WORK REQUIRED =
Every record below should be written out exactly; pictures stay out.

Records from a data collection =
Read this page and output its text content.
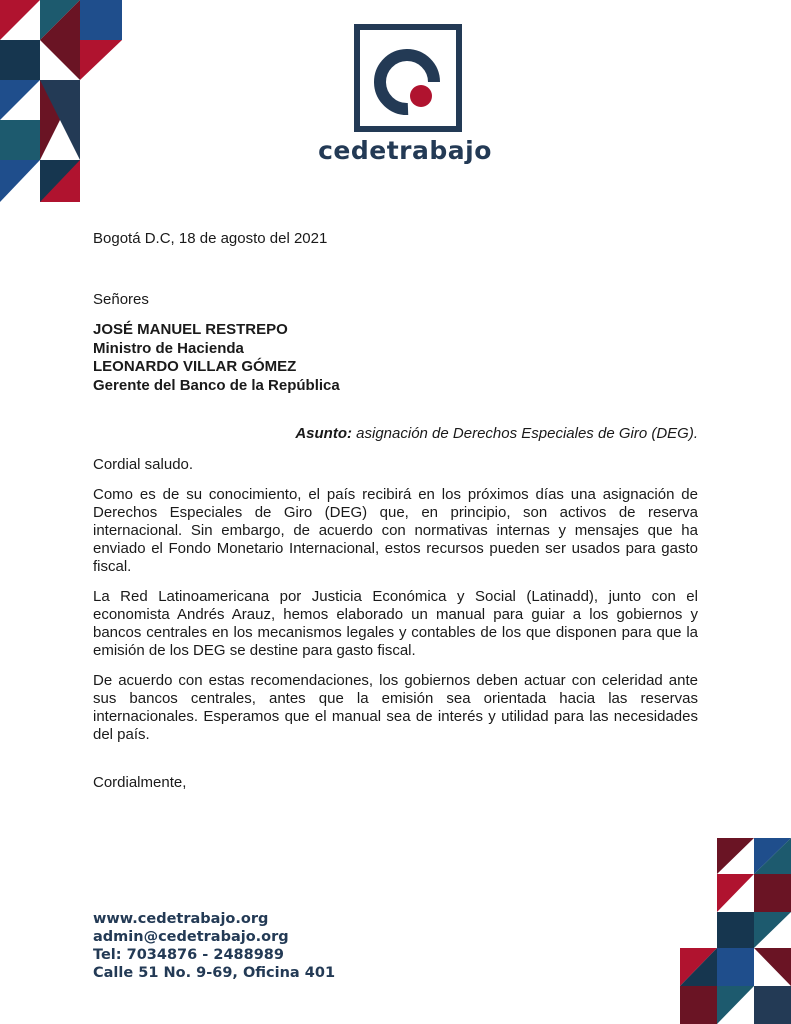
cedetrabajo
Bogotá D.C, 18 de agosto del 2021
Señores
JOSÉ MANUEL RESTREPO
Ministro de Hacienda
LEONARDO VILLAR GÓMEZ
Gerente del Banco de la República
Asunto: asignación de Derechos Especiales de Giro (DEG).
Cordial saludo.
Como es de su conocimiento, el país recibirá en los próximos días una asignación de Derechos Especiales de Giro (DEG) que, en principio, son activos de reserva internacional. Sin embargo, de acuerdo con normativas internas y mensajes que ha enviado el Fondo Monetario Internacional, estos recursos pueden ser usados para gasto fiscal.
La Red Latinoamericana por Justicia Económica y Social (Latinadd), junto con el economista Andrés Arauz, hemos elaborado un manual para guiar a los gobiernos y bancos centrales en los mecanismos legales y contables de los que disponen para que la emisión de los DEG se destine para gasto fiscal.
De acuerdo con estas recomendaciones, los gobiernos deben actuar con celeridad ante sus bancos centrales, antes que la emisión sea orientada hacia las reservas internacionales. Esperamos que el manual sea de interés y utilidad para las necesidades del país.
Cordialmente,
www.cedetrabajo.org
admin@cedetrabajo.org
Tel: 7034876 - 2488989
Calle 51 No. 9-69, Oficina 401
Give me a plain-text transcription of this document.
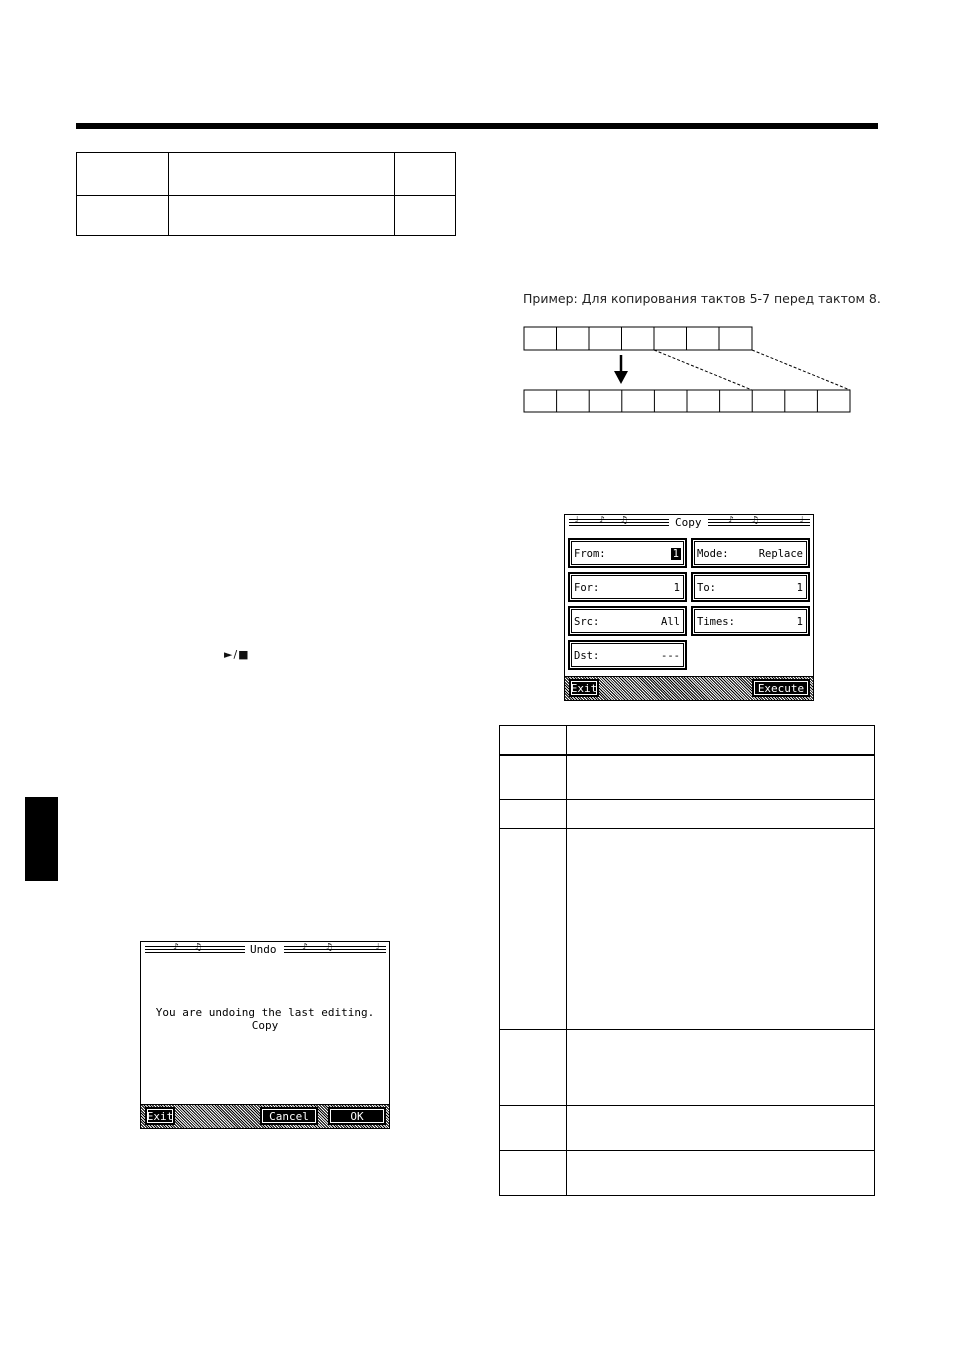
►/■
Пример: Для копирования тактов 5-7 перед тактом 8.
♩ ♪ ♫	Copy	♪ ♫	♩
From:	1 Mode:	Replace
For:	1 To:	1
Src:	All Times:	1
Dst:	---
Exit	Execute
♪ ♫	Undo	♪ ♫	♩
You are undoing the last editing.
Copy
Exit	Cancel	OK
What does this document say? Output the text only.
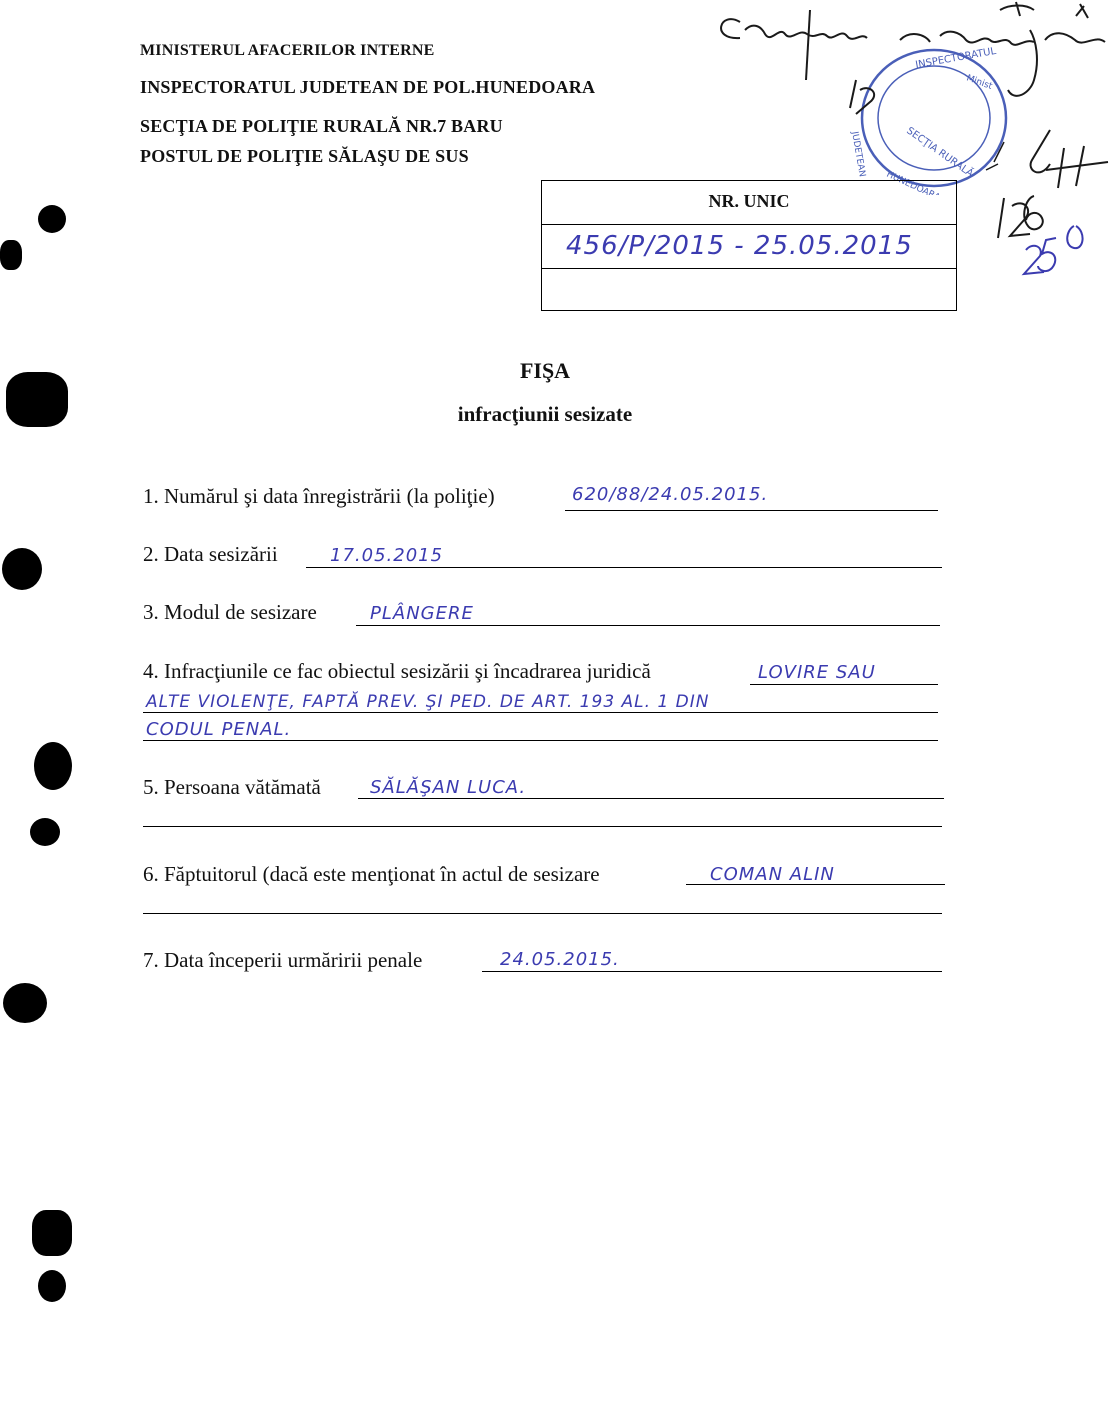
MINISTERUL AFACERILOR INTERNE
INSPECTORATUL JUDETEAN DE POL.HUNEDOARA
SECŢIA DE POLIŢIE RURALĂ NR.7 BARU
POSTUL DE POLIŢIE SĂLAŞU DE SUS
INSPECTORATUL
Minist
JUDETEAN
HUNEDOARA
SECŢIA RURALĂ
NR. UNIC
456/P/2015 - 25.05.2015
FIŞA
infracţiunii sesizate
1. Numărul şi data înregistrării (la poliţie)	620/88/24.05.2015.
2. Data sesizării	17.05.2015
3. Modul de sesizare	PLÂNGERE
4. Infracţiunile ce fac obiectul sesizării şi încadrarea juridică	LOVIRE SAU
ALTE VIOLENŢE, FAPTĂ PREV. ŞI PED. DE ART. 193 AL. 1 DIN
CODUL PENAL.
5. Persoana vătămată	SĂLĂŞAN LUCA.
6. Făptuitorul (dacă este menţionat în actul de sesizare	COMAN ALIN
7. Data începerii urmăririi penale	24.05.2015.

TASK SOLUTION =
Read this page and output its text content.
cedetrabajo
Bogotá D.C, 18 de agosto del 2021
Señores
JOSÉ MANUEL RESTREPO
Ministro de Hacienda
LEONARDO VILLAR GÓMEZ
Gerente del Banco de la República
Asunto: asignación de Derechos Especiales de Giro (DEG).
Cordial saludo.
Como es de su conocimiento, el país recibirá en los próximos días una asignación de Derechos Especiales de Giro (DEG) que, en principio, son activos de reserva internacional. Sin embargo, de acuerdo con normativas internas y mensajes que ha enviado el Fondo Monetario Internacional, estos recursos pueden ser usados para gasto fiscal.
La Red Latinoamericana por Justicia Económica y Social (Latinadd), junto con el economista Andrés Arauz, hemos elaborado un manual para guiar a los gobiernos y bancos centrales en los mecanismos legales y contables de los que disponen para que la emisión de los DEG se destine para gasto fiscal.
De acuerdo con estas recomendaciones, los gobiernos deben actuar con celeridad ante sus bancos centrales, antes que la emisión sea orientada hacia las reservas internacionales. Esperamos que el manual sea de interés y utilidad para las necesidades del país.
Cordialmente,
www.cedetrabajo.org
admin@cedetrabajo.org
Tel: 7034876 - 2488989
Calle 51 No. 9-69, Oficina 401
Give me a plain-text transcription of this document.
►/■
Пример: Для копирования тактов 5-7 перед тактом 8.
♩ ♪ ♫	Copy	♪ ♫	♩
From:	1 Mode:	Replace
For:	1 To:	1
Src:	All Times:	1
Dst:	---
Exit	Execute
♪ ♫	Undo	♪ ♫	♩
You are undoing the last editing.
Copy
Exit	Cancel	OK
What does this document say? Output the text only.
MINISTERUL AFACERILOR INTERNE
INSPECTORATUL JUDETEAN DE POL.HUNEDOARA
SECŢIA DE POLIŢIE RURALĂ NR.7 BARU
POSTUL DE POLIŢIE SĂLAŞU DE SUS
INSPECTORATUL
Minist
JUDETEAN
HUNEDOARA
SECŢIA RURALĂ
NR. UNIC
456/P/2015 - 25.05.2015
FIŞA
infracţiunii sesizate
1. Numărul şi data înregistrării (la poliţie)	620/88/24.05.2015.
2. Data sesizării	17.05.2015
3. Modul de sesizare	PLÂNGERE
4. Infracţiunile ce fac obiectul sesizării şi încadrarea juridică	LOVIRE SAU
ALTE VIOLENŢE, FAPTĂ PREV. ŞI PED. DE ART. 193 AL. 1 DIN
CODUL PENAL.
5. Persoana vătămată	SĂLĂŞAN LUCA.
6. Făptuitorul (dacă este menţionat în actul de sesizare	COMAN ALIN
7. Data începerii urmăririi penale	24.05.2015.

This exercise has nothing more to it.